### ENTRIES SHOWN
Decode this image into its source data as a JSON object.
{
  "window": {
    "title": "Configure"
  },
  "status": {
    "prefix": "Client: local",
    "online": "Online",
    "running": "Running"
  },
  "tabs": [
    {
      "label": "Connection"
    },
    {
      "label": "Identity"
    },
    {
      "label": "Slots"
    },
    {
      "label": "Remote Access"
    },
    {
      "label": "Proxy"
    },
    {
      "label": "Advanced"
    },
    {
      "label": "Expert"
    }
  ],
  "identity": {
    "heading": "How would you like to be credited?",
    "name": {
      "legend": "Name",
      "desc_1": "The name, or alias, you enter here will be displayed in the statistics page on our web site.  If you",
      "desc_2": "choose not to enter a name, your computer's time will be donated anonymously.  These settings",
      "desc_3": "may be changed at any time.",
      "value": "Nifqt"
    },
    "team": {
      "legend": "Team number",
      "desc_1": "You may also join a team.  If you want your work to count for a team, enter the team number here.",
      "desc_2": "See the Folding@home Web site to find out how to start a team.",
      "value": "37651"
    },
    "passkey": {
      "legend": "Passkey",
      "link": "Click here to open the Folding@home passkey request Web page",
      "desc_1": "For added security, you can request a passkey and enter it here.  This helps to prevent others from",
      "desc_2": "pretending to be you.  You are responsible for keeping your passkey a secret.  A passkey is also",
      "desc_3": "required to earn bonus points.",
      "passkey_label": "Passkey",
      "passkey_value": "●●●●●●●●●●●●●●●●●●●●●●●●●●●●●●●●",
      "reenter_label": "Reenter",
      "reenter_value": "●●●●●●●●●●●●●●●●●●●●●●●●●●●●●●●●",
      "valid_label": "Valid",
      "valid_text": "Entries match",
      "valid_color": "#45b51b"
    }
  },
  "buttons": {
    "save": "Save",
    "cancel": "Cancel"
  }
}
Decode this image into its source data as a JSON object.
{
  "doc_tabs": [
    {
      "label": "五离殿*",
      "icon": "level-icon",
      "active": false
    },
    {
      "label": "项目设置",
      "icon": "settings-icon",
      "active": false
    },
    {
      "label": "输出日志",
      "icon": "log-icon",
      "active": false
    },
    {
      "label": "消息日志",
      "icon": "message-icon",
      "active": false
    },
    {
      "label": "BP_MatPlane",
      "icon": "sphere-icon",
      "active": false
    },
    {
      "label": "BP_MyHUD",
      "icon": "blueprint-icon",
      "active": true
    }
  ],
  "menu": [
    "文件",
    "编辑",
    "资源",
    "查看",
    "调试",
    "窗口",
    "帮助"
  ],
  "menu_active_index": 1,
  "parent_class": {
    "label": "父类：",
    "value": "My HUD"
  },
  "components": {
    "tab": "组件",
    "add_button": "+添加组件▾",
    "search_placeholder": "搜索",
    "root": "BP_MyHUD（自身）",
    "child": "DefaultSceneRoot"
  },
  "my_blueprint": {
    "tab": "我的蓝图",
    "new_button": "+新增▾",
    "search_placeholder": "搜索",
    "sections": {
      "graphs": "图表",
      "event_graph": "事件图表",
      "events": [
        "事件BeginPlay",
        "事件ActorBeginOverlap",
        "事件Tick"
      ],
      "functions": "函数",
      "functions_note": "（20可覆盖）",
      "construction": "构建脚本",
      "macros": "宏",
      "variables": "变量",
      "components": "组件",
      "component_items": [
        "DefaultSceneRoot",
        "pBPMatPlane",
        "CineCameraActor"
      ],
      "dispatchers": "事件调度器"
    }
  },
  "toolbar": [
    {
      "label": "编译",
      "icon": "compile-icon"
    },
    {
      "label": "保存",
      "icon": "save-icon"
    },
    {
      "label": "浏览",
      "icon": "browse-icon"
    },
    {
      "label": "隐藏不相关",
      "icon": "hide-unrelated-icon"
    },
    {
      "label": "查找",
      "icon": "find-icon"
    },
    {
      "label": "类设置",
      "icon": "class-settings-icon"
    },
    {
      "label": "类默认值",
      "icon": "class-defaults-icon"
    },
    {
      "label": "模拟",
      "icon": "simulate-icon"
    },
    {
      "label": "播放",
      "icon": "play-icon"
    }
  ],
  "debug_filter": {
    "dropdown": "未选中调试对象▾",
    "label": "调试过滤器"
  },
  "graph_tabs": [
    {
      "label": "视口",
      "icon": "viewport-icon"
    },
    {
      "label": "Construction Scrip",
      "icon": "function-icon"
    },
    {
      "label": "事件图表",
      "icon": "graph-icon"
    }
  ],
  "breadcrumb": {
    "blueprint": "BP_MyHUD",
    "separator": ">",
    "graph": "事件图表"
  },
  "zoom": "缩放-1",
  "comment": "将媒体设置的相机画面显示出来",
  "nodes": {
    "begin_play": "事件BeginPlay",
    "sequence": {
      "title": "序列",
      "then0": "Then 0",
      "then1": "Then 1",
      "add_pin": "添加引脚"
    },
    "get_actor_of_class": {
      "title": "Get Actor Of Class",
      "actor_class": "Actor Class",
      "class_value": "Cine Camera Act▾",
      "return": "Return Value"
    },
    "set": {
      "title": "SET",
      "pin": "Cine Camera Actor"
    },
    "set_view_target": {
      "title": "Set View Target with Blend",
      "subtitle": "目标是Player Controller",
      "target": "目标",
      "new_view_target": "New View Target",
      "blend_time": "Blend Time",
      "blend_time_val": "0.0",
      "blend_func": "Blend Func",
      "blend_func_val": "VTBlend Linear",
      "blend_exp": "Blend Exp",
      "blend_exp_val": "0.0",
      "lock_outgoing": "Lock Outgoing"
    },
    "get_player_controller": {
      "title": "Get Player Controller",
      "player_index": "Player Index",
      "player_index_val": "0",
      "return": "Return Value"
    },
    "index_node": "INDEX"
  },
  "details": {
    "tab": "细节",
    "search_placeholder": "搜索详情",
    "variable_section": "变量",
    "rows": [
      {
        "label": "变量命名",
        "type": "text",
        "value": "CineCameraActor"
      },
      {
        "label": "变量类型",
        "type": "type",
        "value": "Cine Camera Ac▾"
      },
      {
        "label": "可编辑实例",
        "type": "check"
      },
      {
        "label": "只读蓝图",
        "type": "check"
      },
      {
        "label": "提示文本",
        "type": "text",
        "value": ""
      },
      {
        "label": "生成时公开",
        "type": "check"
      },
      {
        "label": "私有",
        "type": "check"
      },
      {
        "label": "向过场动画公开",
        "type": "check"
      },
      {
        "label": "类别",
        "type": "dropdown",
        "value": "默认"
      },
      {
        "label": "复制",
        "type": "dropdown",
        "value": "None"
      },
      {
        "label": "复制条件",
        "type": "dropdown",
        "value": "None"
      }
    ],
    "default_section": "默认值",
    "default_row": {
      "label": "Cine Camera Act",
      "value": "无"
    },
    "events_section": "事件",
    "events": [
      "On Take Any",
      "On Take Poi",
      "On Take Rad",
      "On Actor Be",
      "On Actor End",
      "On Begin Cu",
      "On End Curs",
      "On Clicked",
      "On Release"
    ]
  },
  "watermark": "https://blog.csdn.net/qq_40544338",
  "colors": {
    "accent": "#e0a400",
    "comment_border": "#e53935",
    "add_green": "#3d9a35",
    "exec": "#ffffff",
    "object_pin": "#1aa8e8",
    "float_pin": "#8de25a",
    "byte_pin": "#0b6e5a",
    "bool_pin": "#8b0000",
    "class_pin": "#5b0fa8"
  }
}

### WORK REQUIRED
Within the data above, pick out all lines holding the word "settings".

### OUTPUT FOR THIS TASK
      "desc_2": "choose not to enter a name, your computer's time will be donated anonymously.  These settings",
      "icon": "settings-icon",
      "icon": "class-settings-icon"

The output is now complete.